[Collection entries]
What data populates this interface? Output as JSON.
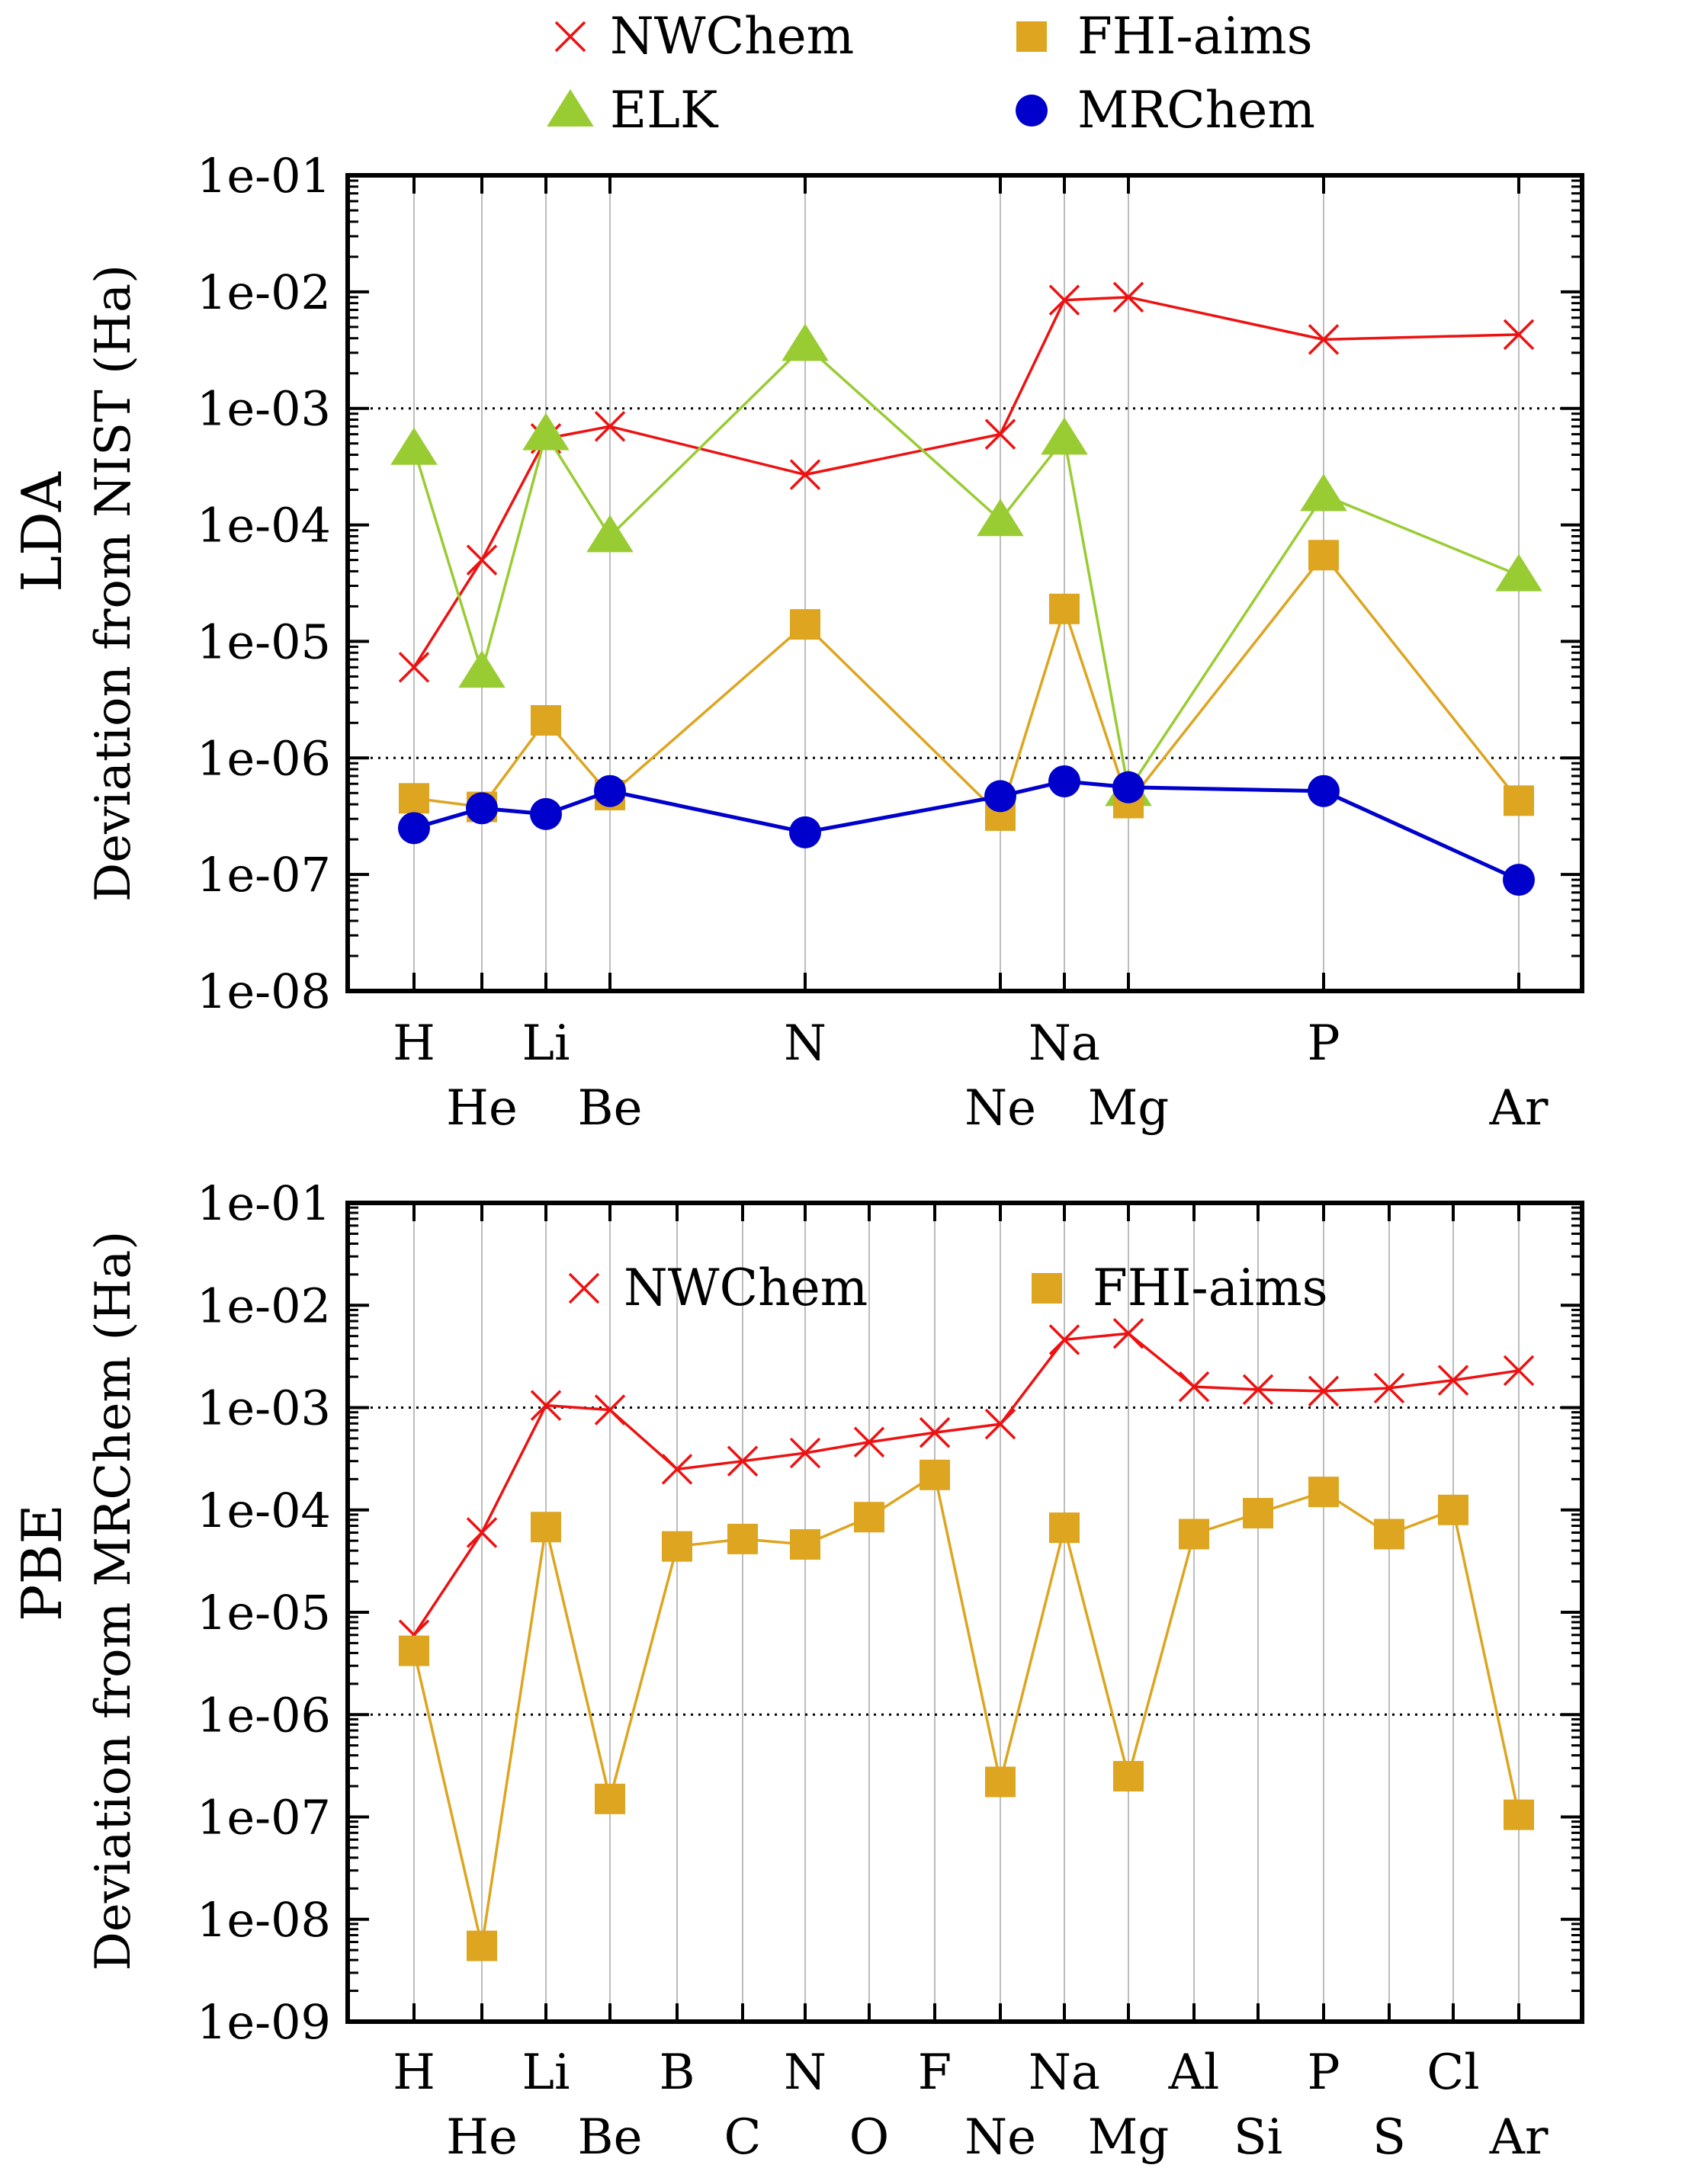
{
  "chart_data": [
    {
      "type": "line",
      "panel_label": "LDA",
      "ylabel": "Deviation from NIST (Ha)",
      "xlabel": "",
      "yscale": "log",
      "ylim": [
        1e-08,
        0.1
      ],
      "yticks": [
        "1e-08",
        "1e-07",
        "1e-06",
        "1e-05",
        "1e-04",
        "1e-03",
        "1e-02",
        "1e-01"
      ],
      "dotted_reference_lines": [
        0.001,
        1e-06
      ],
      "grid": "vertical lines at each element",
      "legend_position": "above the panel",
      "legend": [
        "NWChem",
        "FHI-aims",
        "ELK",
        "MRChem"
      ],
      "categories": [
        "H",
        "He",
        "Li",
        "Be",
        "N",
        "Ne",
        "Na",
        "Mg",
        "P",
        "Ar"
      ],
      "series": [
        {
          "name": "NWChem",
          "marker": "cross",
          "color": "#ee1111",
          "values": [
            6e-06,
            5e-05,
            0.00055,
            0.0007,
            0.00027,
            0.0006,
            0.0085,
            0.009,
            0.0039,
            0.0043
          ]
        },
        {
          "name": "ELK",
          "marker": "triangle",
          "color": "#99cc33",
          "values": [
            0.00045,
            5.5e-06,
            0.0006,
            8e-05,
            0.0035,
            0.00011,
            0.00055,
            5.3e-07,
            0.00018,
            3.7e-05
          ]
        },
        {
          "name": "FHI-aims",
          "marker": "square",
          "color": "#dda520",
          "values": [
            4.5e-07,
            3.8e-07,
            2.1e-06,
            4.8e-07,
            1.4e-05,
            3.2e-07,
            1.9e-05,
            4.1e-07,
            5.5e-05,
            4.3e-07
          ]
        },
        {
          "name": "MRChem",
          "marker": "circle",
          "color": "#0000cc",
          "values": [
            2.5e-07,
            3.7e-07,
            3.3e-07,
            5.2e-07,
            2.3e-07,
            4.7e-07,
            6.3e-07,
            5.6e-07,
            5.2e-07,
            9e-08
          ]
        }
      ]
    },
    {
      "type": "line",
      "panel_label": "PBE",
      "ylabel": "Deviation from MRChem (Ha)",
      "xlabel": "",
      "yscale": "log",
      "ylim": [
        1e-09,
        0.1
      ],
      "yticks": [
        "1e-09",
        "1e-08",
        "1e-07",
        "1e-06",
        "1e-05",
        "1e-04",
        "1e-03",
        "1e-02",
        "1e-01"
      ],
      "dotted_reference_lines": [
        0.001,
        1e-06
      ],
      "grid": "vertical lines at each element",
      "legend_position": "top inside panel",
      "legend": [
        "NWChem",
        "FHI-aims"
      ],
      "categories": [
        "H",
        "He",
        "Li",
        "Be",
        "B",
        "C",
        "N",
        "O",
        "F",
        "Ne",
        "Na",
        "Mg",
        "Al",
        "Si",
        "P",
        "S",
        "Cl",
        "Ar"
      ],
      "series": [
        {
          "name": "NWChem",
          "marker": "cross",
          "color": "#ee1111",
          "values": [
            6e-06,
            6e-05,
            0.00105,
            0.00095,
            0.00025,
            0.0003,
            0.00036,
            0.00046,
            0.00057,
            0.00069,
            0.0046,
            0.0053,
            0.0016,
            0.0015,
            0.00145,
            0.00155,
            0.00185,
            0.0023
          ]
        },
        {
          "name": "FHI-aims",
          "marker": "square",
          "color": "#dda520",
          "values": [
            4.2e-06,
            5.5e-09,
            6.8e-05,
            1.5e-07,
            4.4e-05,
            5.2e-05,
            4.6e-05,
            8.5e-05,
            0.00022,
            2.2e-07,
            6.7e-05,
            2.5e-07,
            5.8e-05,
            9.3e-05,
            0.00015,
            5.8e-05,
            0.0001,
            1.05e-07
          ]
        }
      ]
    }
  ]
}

WRITTEN REQUEST: All of the material above is to be copied exactly, except for its images.

THE REPLY:
What data populates this interface? Output as JSON.
{
  "chart_data": [
    {
      "type": "line",
      "panel_label": "LDA",
      "ylabel": "Deviation from NIST (Ha)",
      "xlabel": "",
      "yscale": "log",
      "ylim": [
        1e-08,
        0.1
      ],
      "yticks": [
        "1e-08",
        "1e-07",
        "1e-06",
        "1e-05",
        "1e-04",
        "1e-03",
        "1e-02",
        "1e-01"
      ],
      "dotted_reference_lines": [
        0.001,
        1e-06
      ],
      "grid": "vertical lines at each element",
      "legend_position": "above the panel",
      "legend": [
        "NWChem",
        "FHI-aims",
        "ELK",
        "MRChem"
      ],
      "categories": [
        "H",
        "He",
        "Li",
        "Be",
        "N",
        "Ne",
        "Na",
        "Mg",
        "P",
        "Ar"
      ],
      "series": [
        {
          "name": "NWChem",
          "marker": "cross",
          "color": "#ee1111",
          "values": [
            6e-06,
            5e-05,
            0.00055,
            0.0007,
            0.00027,
            0.0006,
            0.0085,
            0.009,
            0.0039,
            0.0043
          ]
        },
        {
          "name": "ELK",
          "marker": "triangle",
          "color": "#99cc33",
          "values": [
            0.00045,
            5.5e-06,
            0.0006,
            8e-05,
            0.0035,
            0.00011,
            0.00055,
            5.3e-07,
            0.00018,
            3.7e-05
          ]
        },
        {
          "name": "FHI-aims",
          "marker": "square",
          "color": "#dda520",
          "values": [
            4.5e-07,
            3.8e-07,
            2.1e-06,
            4.8e-07,
            1.4e-05,
            3.2e-07,
            1.9e-05,
            4.1e-07,
            5.5e-05,
            4.3e-07
          ]
        },
        {
          "name": "MRChem",
          "marker": "circle",
          "color": "#0000cc",
          "values": [
            2.5e-07,
            3.7e-07,
            3.3e-07,
            5.2e-07,
            2.3e-07,
            4.7e-07,
            6.3e-07,
            5.6e-07,
            5.2e-07,
            9e-08
          ]
        }
      ]
    },
    {
      "type": "line",
      "panel_label": "PBE",
      "ylabel": "Deviation from MRChem (Ha)",
      "xlabel": "",
      "yscale": "log",
      "ylim": [
        1e-09,
        0.1
      ],
      "yticks": [
        "1e-09",
        "1e-08",
        "1e-07",
        "1e-06",
        "1e-05",
        "1e-04",
        "1e-03",
        "1e-02",
        "1e-01"
      ],
      "dotted_reference_lines": [
        0.001,
        1e-06
      ],
      "grid": "vertical lines at each element",
      "legend_position": "top inside panel",
      "legend": [
        "NWChem",
        "FHI-aims"
      ],
      "categories": [
        "H",
        "He",
        "Li",
        "Be",
        "B",
        "C",
        "N",
        "O",
        "F",
        "Ne",
        "Na",
        "Mg",
        "Al",
        "Si",
        "P",
        "S",
        "Cl",
        "Ar"
      ],
      "series": [
        {
          "name": "NWChem",
          "marker": "cross",
          "color": "#ee1111",
          "values": [
            6e-06,
            6e-05,
            0.00105,
            0.00095,
            0.00025,
            0.0003,
            0.00036,
            0.00046,
            0.00057,
            0.00069,
            0.0046,
            0.0053,
            0.0016,
            0.0015,
            0.00145,
            0.00155,
            0.00185,
            0.0023
          ]
        },
        {
          "name": "FHI-aims",
          "marker": "square",
          "color": "#dda520",
          "values": [
            4.2e-06,
            5.5e-09,
            6.8e-05,
            1.5e-07,
            4.4e-05,
            5.2e-05,
            4.6e-05,
            8.5e-05,
            0.00022,
            2.2e-07,
            6.7e-05,
            2.5e-07,
            5.8e-05,
            9.3e-05,
            0.00015,
            5.8e-05,
            0.0001,
            1.05e-07
          ]
        }
      ]
    }
  ]
}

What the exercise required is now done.